** begin **
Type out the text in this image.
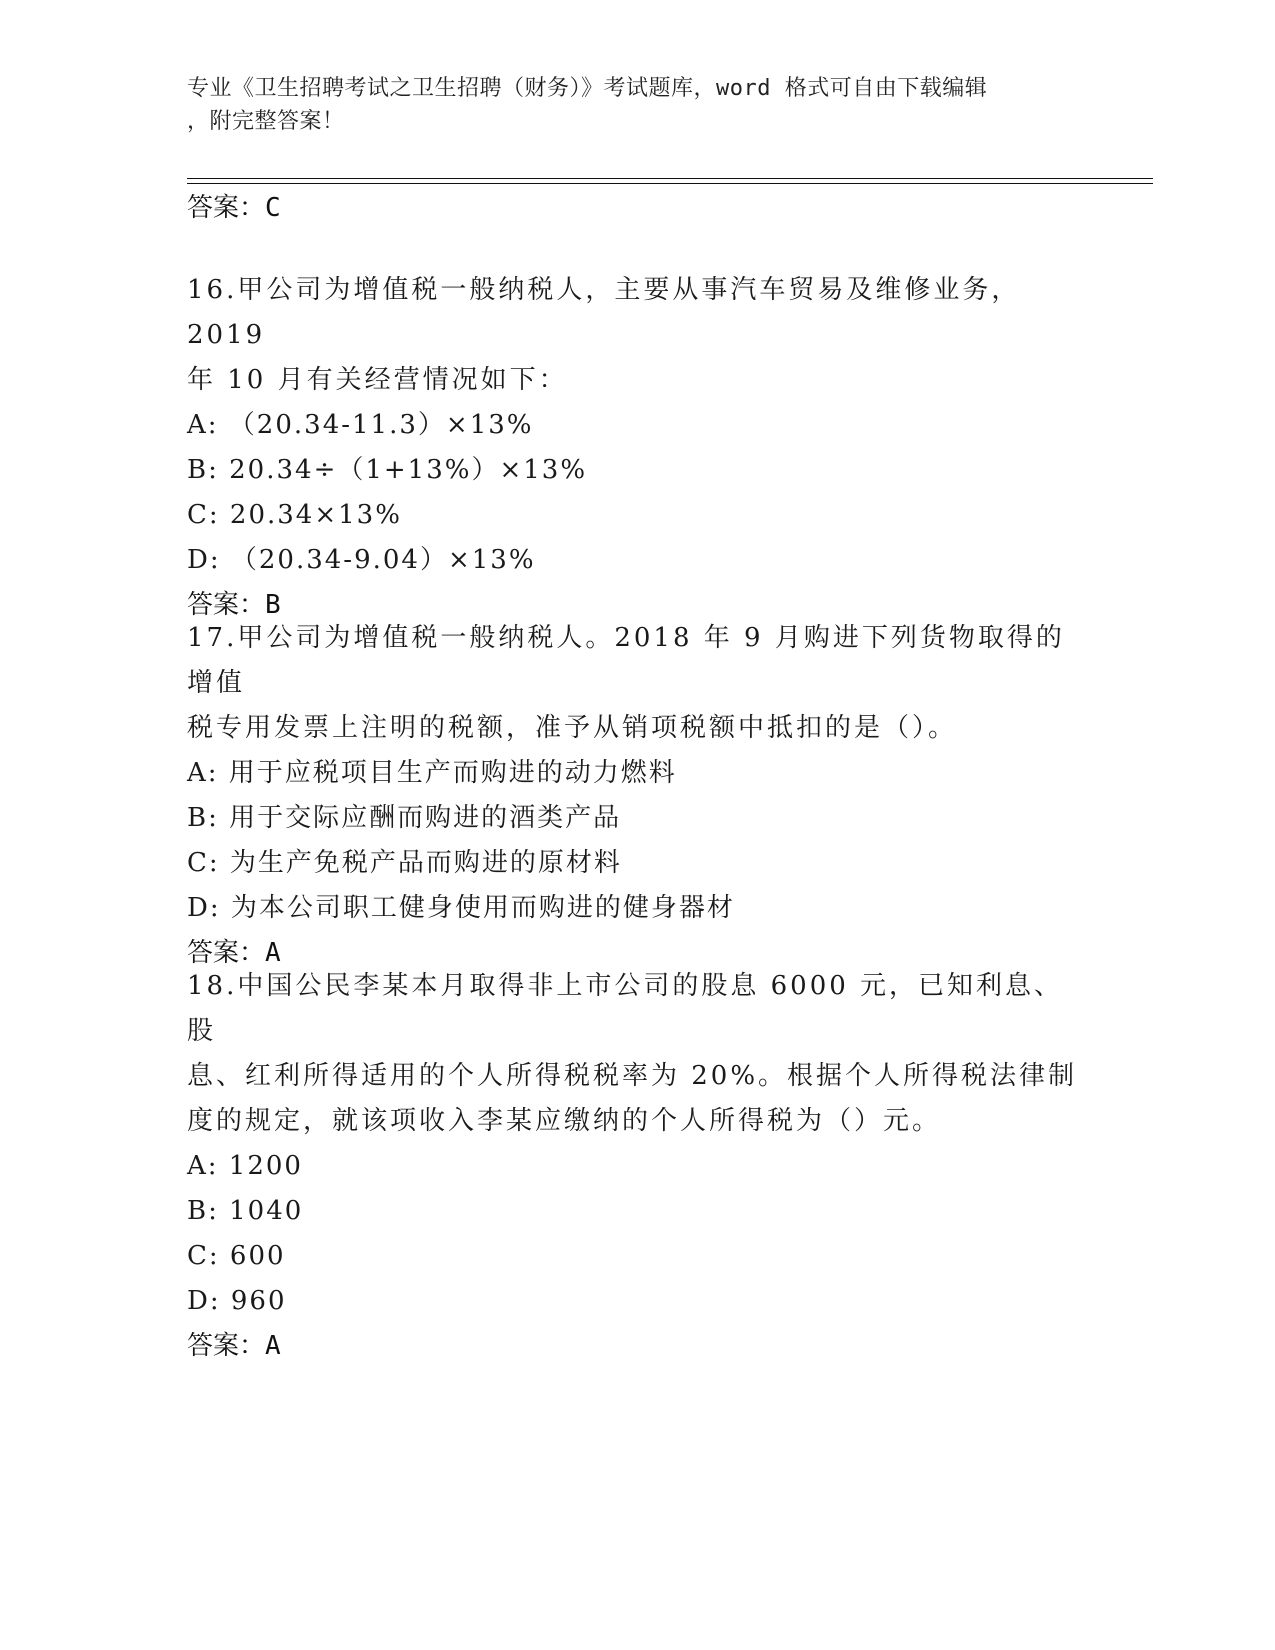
专业《卫生招聘考试之卫生招聘（财务）》考试题库，word 格式可自由下载编辑
，附完整答案！
答案：C

16.甲公司为增值税一般纳税人，主要从事汽车贸易及维修业务，2019

年 10 月有关经营情况如下：

A: （20.34-11.3）×13%

B: 20.34÷（1+13%）×13%

C: 20.34×13%

D: （20.34-9.04）×13%

答案：B

17.甲公司为增值税一般纳税人。2018 年 9 月购进下列货物取得的增值

税专用发票上注明的税额，准予从销项税额中抵扣的是（）。

A: 用于应税项目生产而购进的动力燃料

B: 用于交际应酬而购进的酒类产品

C: 为生产免税产品而购进的原材料

D: 为本公司职工健身使用而购进的健身器材

答案：A

18.中国公民李某本月取得非上市公司的股息 6000 元，已知利息、股

息、红利所得适用的个人所得税税率为 20%。根据个人所得税法律制

度的规定，就该项收入李某应缴纳的个人所得税为（）元。

A: 1200

B: 1040

C: 600

D: 960

答案：A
** end **
• What to produce: Search the records for the word "甲公司为增值税一般纳税人". Copy every line that has it.

• Finished task:
16.甲公司为增值税一般纳税人，主要从事汽车贸易及维修业务，2019
17.甲公司为增值税一般纳税人。2018 年 9 月购进下列货物取得的增值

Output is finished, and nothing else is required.